Blob Blame History Raw
From dec3a86991ee346fc1c14e54b6cbd341e8653ef4 Mon Sep 17 00:00:00 2001
From: Waiman Long <longman@redhat.com>
Date: Wed, 11 Aug 2021 15:57:07 -0400
Subject: [PATCH] cgroup/cpuset: Enable memory migration for cpuset v2

References: bsc#1190050 (Cgroup functional and performance backports)
Patch-mainline: v5.15-rc1
Git-commit: ee9707e8593dfb9a375cf4793c3fd03d4142b463

When a user changes cpuset.cpus, each task in a v2 cpuset will be moved
to one of the new cpus if it is not there already. For memory, however,
they won't be migrated to the new nodes when cpuset.mems changes. This is
an inconsistency in behavior.

In cpuset v1, there is a memory_migrate control file to enable such
behavior by setting the CS_MEMORY_MIGRATE flag. Make it the default
for cpuset v2 so that we have a consistent set of behavior for both
cpus and memory.

There is certainly a cost to make memory migration the default, but it
is a one time cost that shouldn't really matter as long as cpuset.mems
isn't changed frequenty.  Update the cgroup-v2.rst file to document the
new behavior and recommend against changing cpuset.mems frequently.

Since there won't be any concurrent access to the newly allocated cpuset
structure in cpuset_css_alloc(), we can use the cheaper non-atomic
__set_bit() instead of the more expensive atomic set_bit().

Signed-off-by: Waiman Long <longman@redhat.com>
Acked-by: Johannes Weiner <hannes@cmpxchg.org>
Signed-off-by: Tejun Heo <tj@kernel.org>
Signed-off-by: Mel Gorman <mgorman@suse.de>
---
 Documentation/admin-guide/cgroup-v2.rst | 11 +++++++++++
 kernel/cgroup/cpuset.c                  |  6 +++++-
 2 files changed, 16 insertions(+), 1 deletion(-)

Exercise aim>
Reproduce the cpuset patch in full, keeping every line and character as it appears. Work only from the cpuset patch above.

Box annotation data:
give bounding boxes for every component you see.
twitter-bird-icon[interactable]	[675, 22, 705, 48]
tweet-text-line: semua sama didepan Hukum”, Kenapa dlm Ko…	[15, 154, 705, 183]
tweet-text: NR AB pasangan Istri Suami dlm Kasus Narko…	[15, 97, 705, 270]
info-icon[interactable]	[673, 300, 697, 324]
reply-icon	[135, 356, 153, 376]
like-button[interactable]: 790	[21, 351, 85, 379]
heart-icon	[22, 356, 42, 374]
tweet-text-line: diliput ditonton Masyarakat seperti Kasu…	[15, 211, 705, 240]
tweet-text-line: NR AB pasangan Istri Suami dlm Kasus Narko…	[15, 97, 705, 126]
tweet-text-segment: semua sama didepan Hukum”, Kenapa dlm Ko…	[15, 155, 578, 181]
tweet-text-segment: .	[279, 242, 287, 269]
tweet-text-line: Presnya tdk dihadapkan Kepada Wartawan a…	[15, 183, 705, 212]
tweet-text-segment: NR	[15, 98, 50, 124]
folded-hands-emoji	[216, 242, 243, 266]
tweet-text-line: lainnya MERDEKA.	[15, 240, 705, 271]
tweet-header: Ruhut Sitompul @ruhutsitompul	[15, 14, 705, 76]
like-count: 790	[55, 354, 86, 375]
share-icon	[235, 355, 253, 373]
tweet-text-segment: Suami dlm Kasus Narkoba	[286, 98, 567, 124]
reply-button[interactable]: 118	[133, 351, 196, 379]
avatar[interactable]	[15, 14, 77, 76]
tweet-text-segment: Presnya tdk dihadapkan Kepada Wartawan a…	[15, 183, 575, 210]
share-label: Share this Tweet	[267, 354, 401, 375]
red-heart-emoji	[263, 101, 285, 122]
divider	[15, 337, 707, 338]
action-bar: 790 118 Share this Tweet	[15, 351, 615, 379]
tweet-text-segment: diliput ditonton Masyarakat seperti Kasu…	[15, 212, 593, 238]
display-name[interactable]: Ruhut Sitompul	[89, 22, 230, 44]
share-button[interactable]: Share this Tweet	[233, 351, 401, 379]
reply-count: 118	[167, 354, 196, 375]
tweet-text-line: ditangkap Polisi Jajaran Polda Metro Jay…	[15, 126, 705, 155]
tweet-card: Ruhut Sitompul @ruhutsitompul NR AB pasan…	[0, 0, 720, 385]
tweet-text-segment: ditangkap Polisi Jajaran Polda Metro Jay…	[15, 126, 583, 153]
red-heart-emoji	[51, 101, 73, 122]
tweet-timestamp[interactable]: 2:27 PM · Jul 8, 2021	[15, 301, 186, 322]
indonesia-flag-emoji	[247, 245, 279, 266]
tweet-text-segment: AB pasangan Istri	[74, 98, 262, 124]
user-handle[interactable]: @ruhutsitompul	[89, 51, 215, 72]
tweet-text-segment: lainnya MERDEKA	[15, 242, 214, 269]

Solution>
Blob Blame History Raw
From dec3a86991ee346fc1c14e54b6cbd341e8653ef4 Mon Sep 17 00:00:00 2001
From: Waiman Long <longman@redhat.com>
Date: Wed, 11 Aug 2021 15:57:07 -0400
Subject: [PATCH] cgroup/cpuset: Enable memory migration for cpuset v2

References: bsc#1190050 (Cgroup functional and performance backports)
Patch-mainline: v5.15-rc1
Git-commit: ee9707e8593dfb9a375cf4793c3fd03d4142b463

When a user changes cpuset.cpus, each task in a v2 cpuset will be moved
to one of the new cpus if it is not there already. For memory, however,
they won't be migrated to the new nodes when cpuset.mems changes. This is
an inconsistency in behavior.

In cpuset v1, there is a memory_migrate control file to enable such
behavior by setting the CS_MEMORY_MIGRATE flag. Make it the default
for cpuset v2 so that we have a consistent set of behavior for both
cpus and memory.

There is certainly a cost to make memory migration the default, but it
is a one time cost that shouldn't really matter as long as cpuset.mems
isn't changed frequenty.  Update the cgroup-v2.rst file to document the
new behavior and recommend against changing cpuset.mems frequently.

Since there won't be any concurrent access to the newly allocated cpuset
structure in cpuset_css_alloc(), we can use the cheaper non-atomic
__set_bit() instead of the more expensive atomic set_bit().

Signed-off-by: Waiman Long <longman@redhat.com>
Acked-by: Johannes Weiner <hannes@cmpxchg.org>
Signed-off-by: Tejun Heo <tj@kernel.org>
Signed-off-by: Mel Gorman <mgorman@suse.de>
---
 Documentation/admin-guide/cgroup-v2.rst | 11 +++++++++++
 kernel/cgroup/cpuset.c                  |  6 +++++-
 2 files changed, 16 insertions(+), 1 deletion(-)